_EXERCISE INSTRUCTIONS_
Select from the data all lines with the word "Paleografía".

_EXCERPTED RECORDS_
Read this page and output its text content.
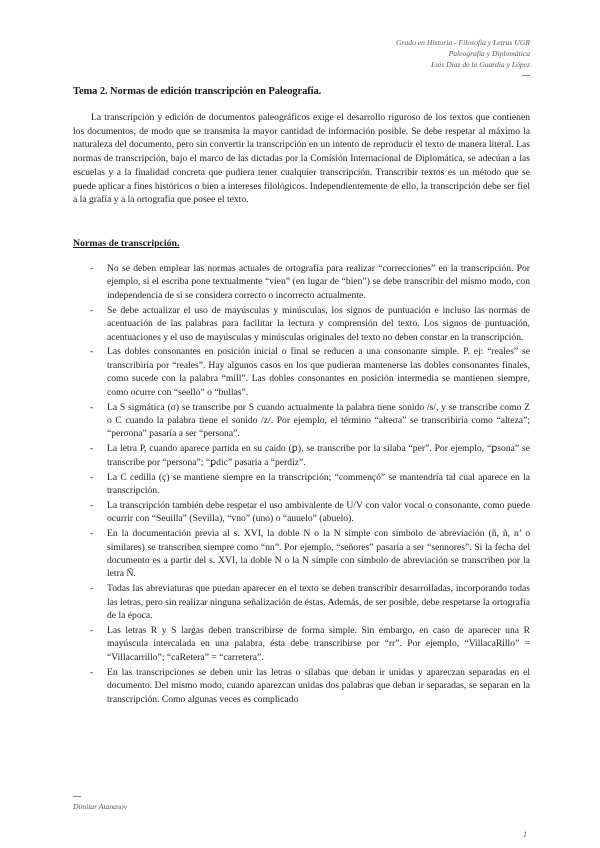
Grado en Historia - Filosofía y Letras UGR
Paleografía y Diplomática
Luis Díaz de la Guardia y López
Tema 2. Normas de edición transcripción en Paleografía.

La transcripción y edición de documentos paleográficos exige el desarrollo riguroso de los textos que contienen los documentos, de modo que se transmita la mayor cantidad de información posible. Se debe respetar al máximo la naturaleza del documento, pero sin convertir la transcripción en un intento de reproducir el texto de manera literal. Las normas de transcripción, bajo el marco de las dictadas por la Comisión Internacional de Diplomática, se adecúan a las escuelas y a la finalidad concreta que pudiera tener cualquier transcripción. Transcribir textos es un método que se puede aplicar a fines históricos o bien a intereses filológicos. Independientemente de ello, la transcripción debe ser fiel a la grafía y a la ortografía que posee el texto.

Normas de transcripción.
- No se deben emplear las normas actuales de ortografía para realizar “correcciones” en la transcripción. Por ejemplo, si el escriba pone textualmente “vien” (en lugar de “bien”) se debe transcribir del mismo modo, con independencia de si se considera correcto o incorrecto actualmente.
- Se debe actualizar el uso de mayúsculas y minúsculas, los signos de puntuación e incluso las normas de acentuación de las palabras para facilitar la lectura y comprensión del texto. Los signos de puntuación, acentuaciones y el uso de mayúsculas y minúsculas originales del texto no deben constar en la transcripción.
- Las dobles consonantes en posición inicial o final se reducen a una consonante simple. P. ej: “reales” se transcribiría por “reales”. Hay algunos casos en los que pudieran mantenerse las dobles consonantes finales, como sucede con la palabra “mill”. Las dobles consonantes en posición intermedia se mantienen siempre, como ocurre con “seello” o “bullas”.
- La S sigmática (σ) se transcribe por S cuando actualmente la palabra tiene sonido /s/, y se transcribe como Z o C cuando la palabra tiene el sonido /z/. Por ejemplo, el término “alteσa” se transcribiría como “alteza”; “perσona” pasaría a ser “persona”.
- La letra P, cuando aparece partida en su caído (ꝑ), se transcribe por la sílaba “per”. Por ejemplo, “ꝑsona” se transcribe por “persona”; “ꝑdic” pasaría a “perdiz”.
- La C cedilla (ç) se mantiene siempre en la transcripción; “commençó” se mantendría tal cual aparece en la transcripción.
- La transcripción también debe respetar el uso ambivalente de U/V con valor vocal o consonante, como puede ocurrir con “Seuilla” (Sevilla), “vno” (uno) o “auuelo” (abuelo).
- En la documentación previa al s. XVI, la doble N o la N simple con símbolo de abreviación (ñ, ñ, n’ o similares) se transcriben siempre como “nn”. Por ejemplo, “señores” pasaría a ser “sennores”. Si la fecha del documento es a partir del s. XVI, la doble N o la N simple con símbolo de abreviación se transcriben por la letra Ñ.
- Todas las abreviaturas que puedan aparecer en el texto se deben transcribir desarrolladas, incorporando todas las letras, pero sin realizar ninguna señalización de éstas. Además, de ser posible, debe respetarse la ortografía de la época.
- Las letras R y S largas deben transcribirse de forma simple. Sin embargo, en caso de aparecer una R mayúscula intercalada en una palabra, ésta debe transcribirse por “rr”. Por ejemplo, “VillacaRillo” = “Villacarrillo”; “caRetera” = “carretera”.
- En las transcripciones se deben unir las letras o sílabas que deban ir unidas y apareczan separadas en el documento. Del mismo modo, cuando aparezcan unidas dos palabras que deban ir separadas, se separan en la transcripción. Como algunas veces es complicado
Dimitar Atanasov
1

_ANSWER TO THIS TASK_
Paleografía y Diplomática
Tema 2. Normas de edición transcripción en Paleografía.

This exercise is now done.